What you will do => Look through the records below, and copy out every line that holds the string "this".

Source records =>
• • • • •
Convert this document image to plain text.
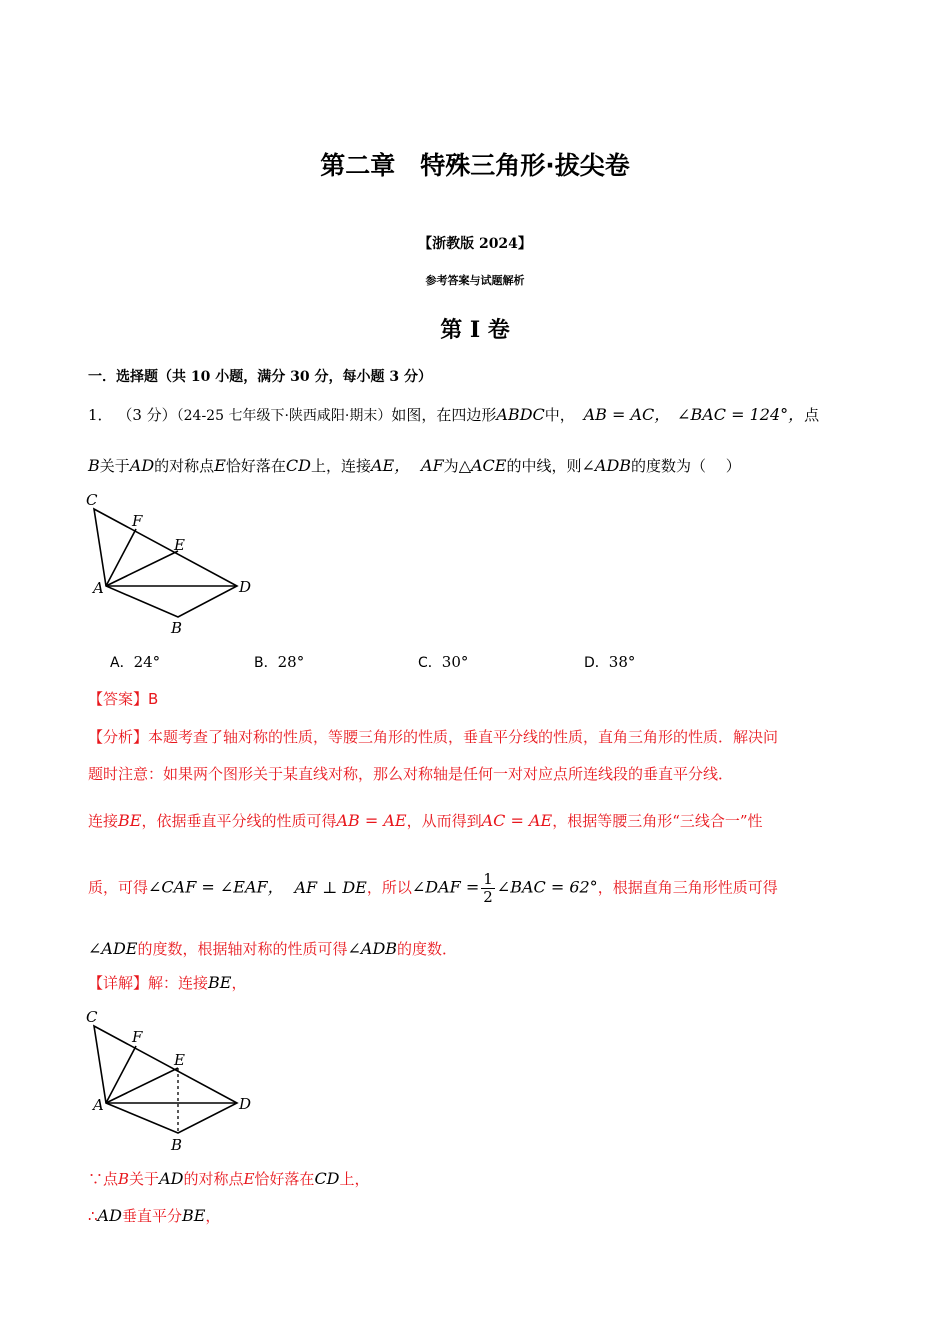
第二章　特殊三角形·拔尖卷
【浙教版 2024】
参考答案与试题解析
第 I 卷
一．选择题（共 10 小题，满分 30 分，每小题 3 分）
1． （3 分）（24-25 七年级下·陕西咸阳·期末）如图，在四边形ABDC中， AB = AC， ∠BAC = 124°，点
B关于AD的对称点E恰好落在CD上，连接AE， AF为△ACE的中线，则∠ADB的度数为（　 ）
C
F
E
A	D
B
A．24°	B．28°	C．30°	D．38°
【答案】B
【分析】本题考查了轴对称的性质，等腰三角形的性质，垂直平分线的性质，直角三角形的性质．解决问
题时注意：如果两个图形关于某直线对称，那么对称轴是任何一对对应点所连线段的垂直平分线．
连接BE，依据垂直平分线的性质可得AB = AE，从而得到AC = AE，根据等腰三角形“三线合一”性
质，可得∠CAF = ∠EAF， AF ⊥ DE，所以∠DAF = $\frac{1}{2}$ ∠BAC = 62°，根据直角三角形性质可得
∠ADE的度数，根据轴对称的性质可得∠ADB的度数．
【详解】解：连接BE，
C
F
E
A	D
B
∵点B关于AD的对称点E恰好落在CD上，
∴AD垂直平分BE，
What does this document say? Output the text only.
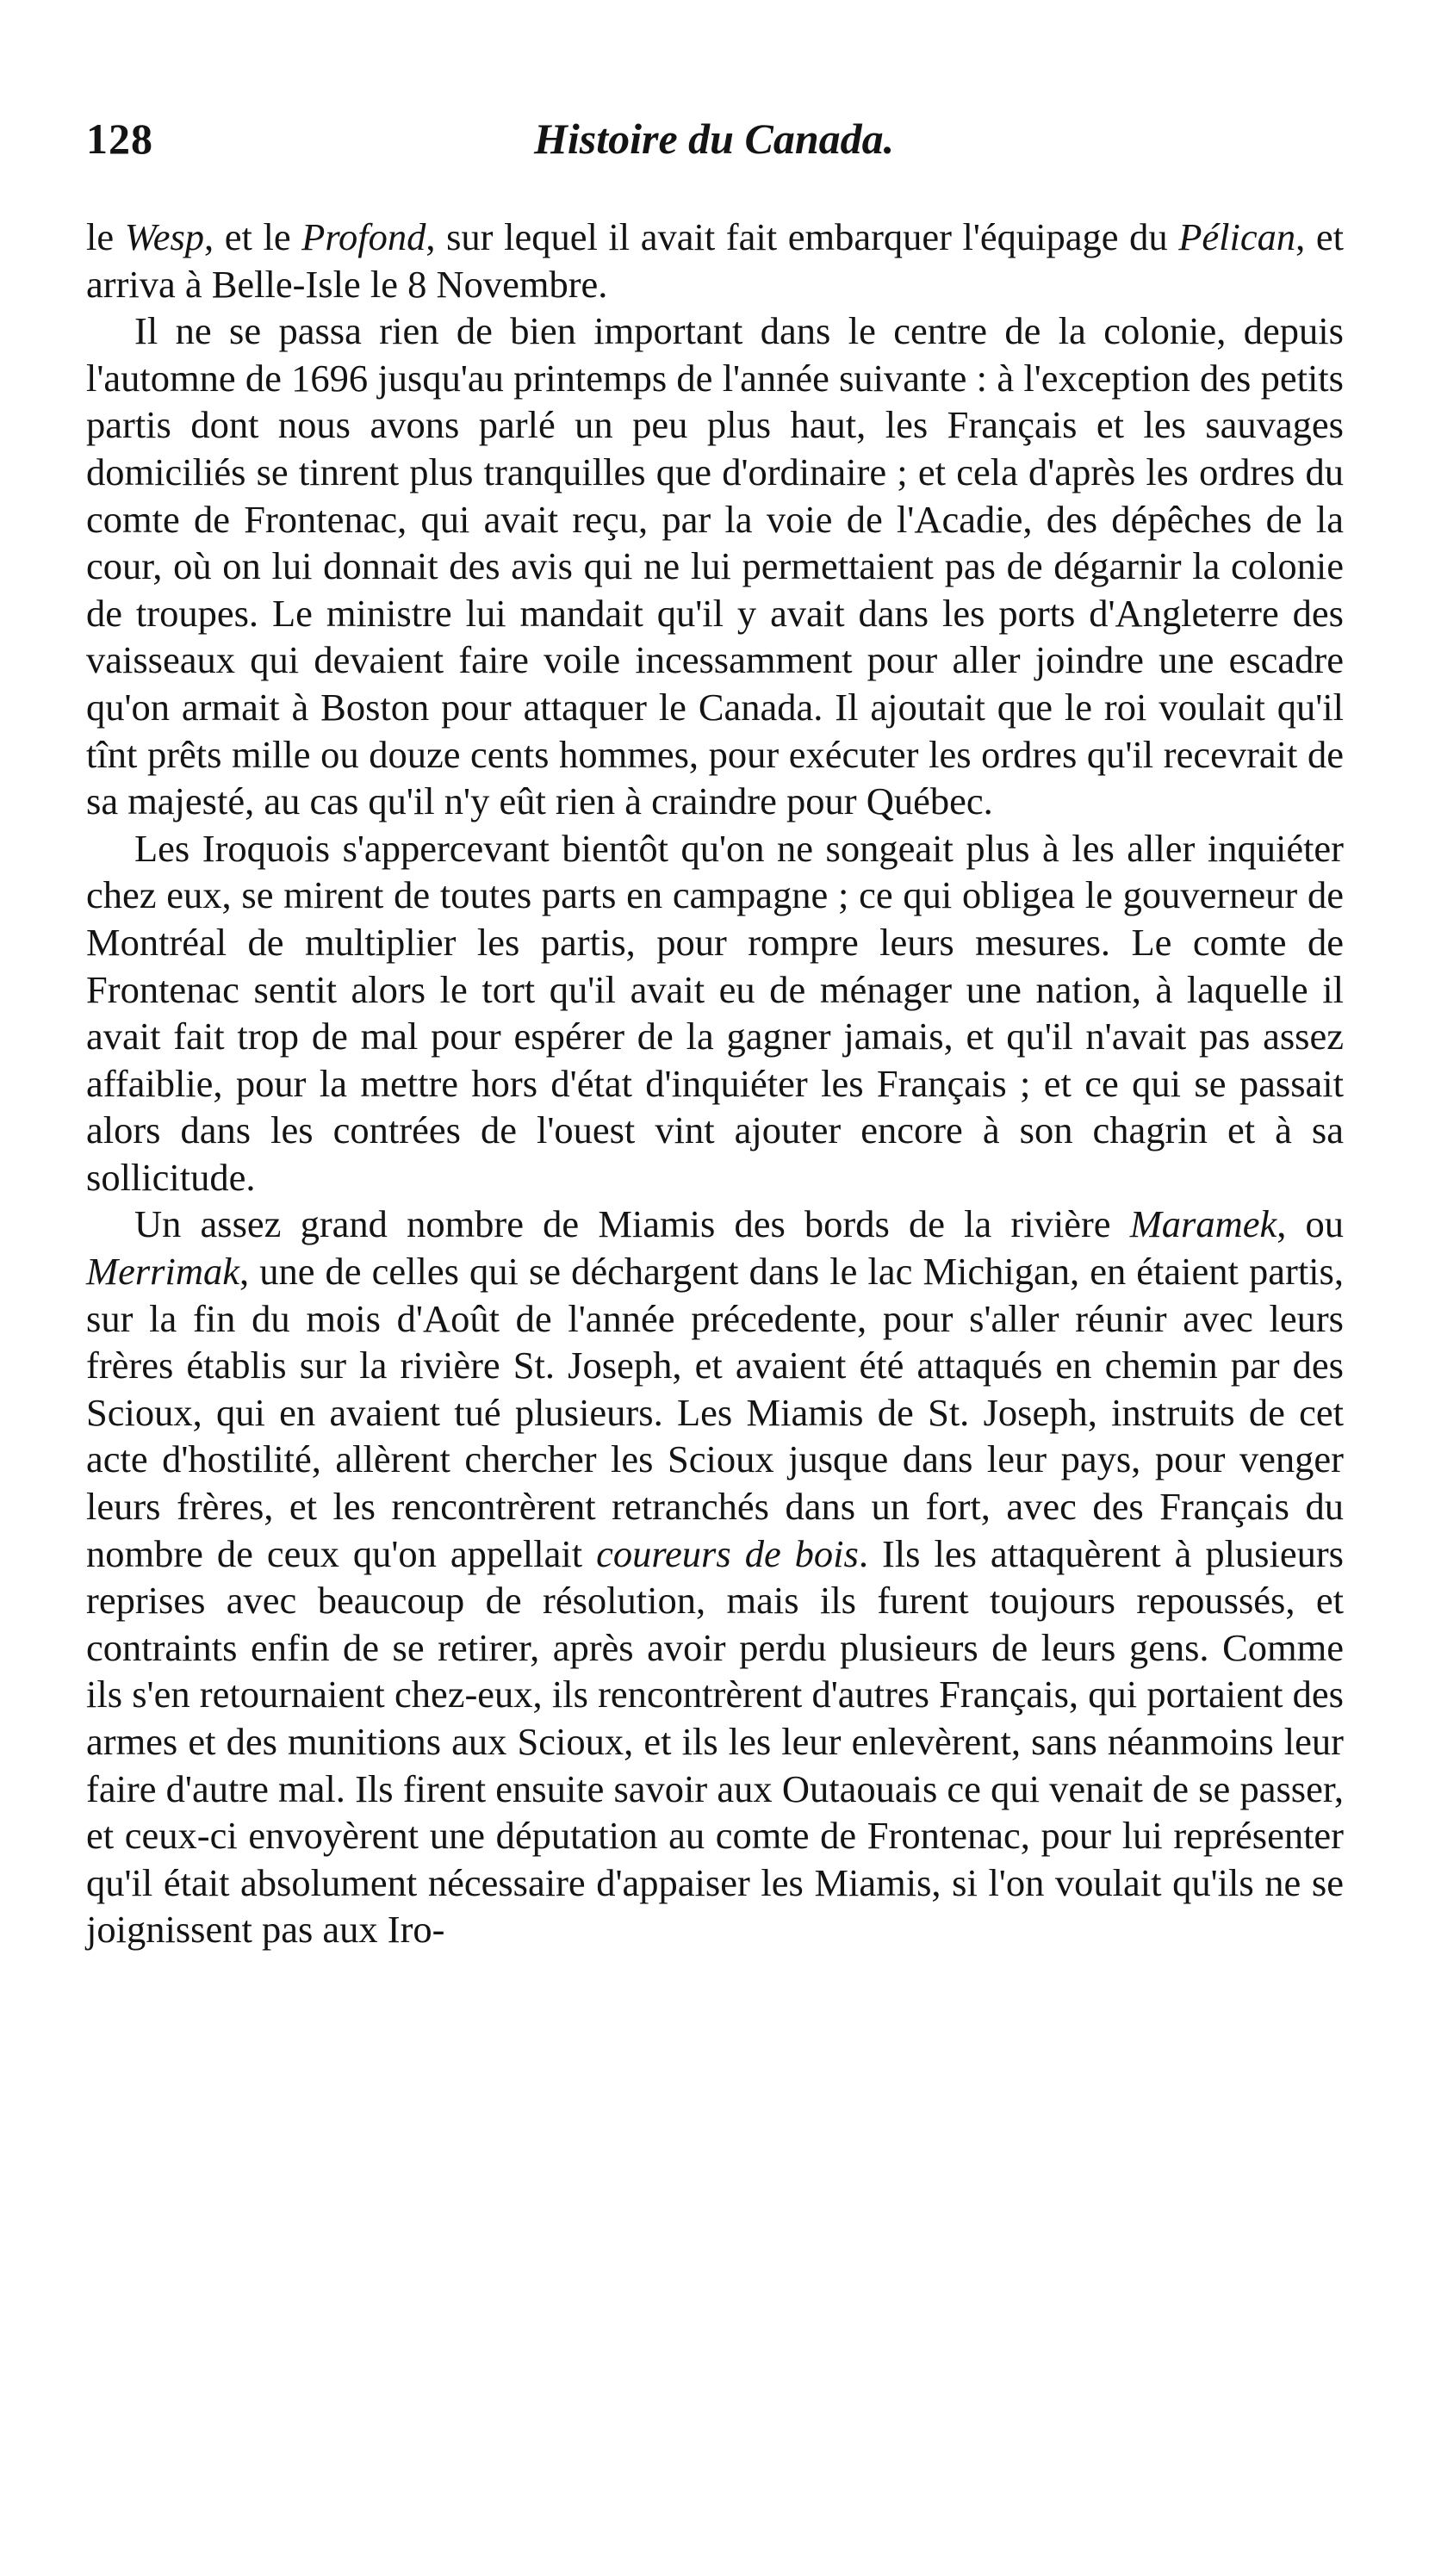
128	Histoire du Canada.

le Wesp, et le Profond, sur lequel il avait fait embarquer l'équipage du Pélican, et arriva à Belle-Isle le 8 Novembre.

Il ne se passa rien de bien important dans le centre de la colonie, depuis l'automne de 1696 jusqu'au printemps de l'année suivante : à l'exception des petits partis dont nous avons parlé un peu plus haut, les Français et les sauvages domiciliés se tinrent plus tranquilles que d'ordinaire ; et cela d'après les ordres du comte de Frontenac, qui avait reçu, par la voie de l'Acadie, des dépêches de la cour, où on lui donnait des avis qui ne lui permettaient pas de dégarnir la colonie de troupes. Le ministre lui mandait qu'il y avait dans les ports d'Angleterre des vaisseaux qui devaient faire voile incessamment pour aller joindre une escadre qu'on armait à Boston pour attaquer le Canada. Il ajoutait que le roi voulait qu'il tînt prêts mille ou douze cents hommes, pour exécuter les ordres qu'il recevrait de sa majesté, au cas qu'il n'y eût rien à craindre pour Québec.

Les Iroquois s'appercevant bientôt qu'on ne songeait plus à les aller inquiéter chez eux, se mirent de toutes parts en campagne ; ce qui obligea le gouverneur de Montréal de multiplier les partis, pour rompre leurs mesures. Le comte de Frontenac sentit alors le tort qu'il avait eu de ménager une nation, à laquelle il avait fait trop de mal pour espérer de la gagner jamais, et qu'il n'avait pas assez affaiblie, pour la mettre hors d'état d'inquiéter les Français ; et ce qui se passait alors dans les contrées de l'ouest vint ajouter encore à son chagrin et à sa sollicitude.

Un assez grand nombre de Miamis des bords de la rivière Maramek, ou Merrimak, une de celles qui se déchargent dans le lac Michigan, en étaient partis, sur la fin du mois d'Août de l'année précedente, pour s'aller réunir avec leurs frères établis sur la rivière St. Joseph, et avaient été attaqués en chemin par des Scioux, qui en avaient tué plusieurs. Les Miamis de St. Joseph, instruits de cet acte d'hostilité, allèrent chercher les Scioux jusque dans leur pays, pour venger leurs frères, et les rencontrèrent retranchés dans un fort, avec des Français du nombre de ceux qu'on appellait coureurs de bois. Ils les attaquèrent à plusieurs reprises avec beaucoup de résolution, mais ils furent toujours repoussés, et contraints enfin de se retirer, après avoir perdu plusieurs de leurs gens. Comme ils s'en retournaient chez-eux, ils rencontrèrent d'autres Français, qui portaient des armes et des munitions aux Scioux, et ils les leur enlevèrent, sans néanmoins leur faire d'autre mal. Ils firent ensuite savoir aux Outaouais ce qui venait de se passer, et ceux-ci envoyèrent une députation au comte de Frontenac, pour lui représenter qu'il était absolument nécessaire d'appaiser les Miamis, si l'on voulait qu'ils ne se joignissent pas aux Iro-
• • • • •
Exercise solution =>
Convert this document image to plain text.
What does this document say? Output the text only.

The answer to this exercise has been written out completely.